— Request —
Check each line of the listing below for the string "Microsoft", and copy the ones that have it.

— Supplied records —
________________

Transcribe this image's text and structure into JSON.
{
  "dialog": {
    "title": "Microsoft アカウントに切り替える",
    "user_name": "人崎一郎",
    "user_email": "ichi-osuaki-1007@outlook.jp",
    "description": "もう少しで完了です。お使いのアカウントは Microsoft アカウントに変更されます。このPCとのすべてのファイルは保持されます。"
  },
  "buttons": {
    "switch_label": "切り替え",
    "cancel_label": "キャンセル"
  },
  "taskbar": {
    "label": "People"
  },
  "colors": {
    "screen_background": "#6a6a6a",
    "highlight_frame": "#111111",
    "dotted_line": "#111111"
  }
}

________________

— Response —
    "title": "Microsoft アカウントに切り替える",
    "description": "もう少しで完了です。お使いのアカウントは Microsoft アカウントに変更されます。このPCとのすべてのファイルは保持されます。"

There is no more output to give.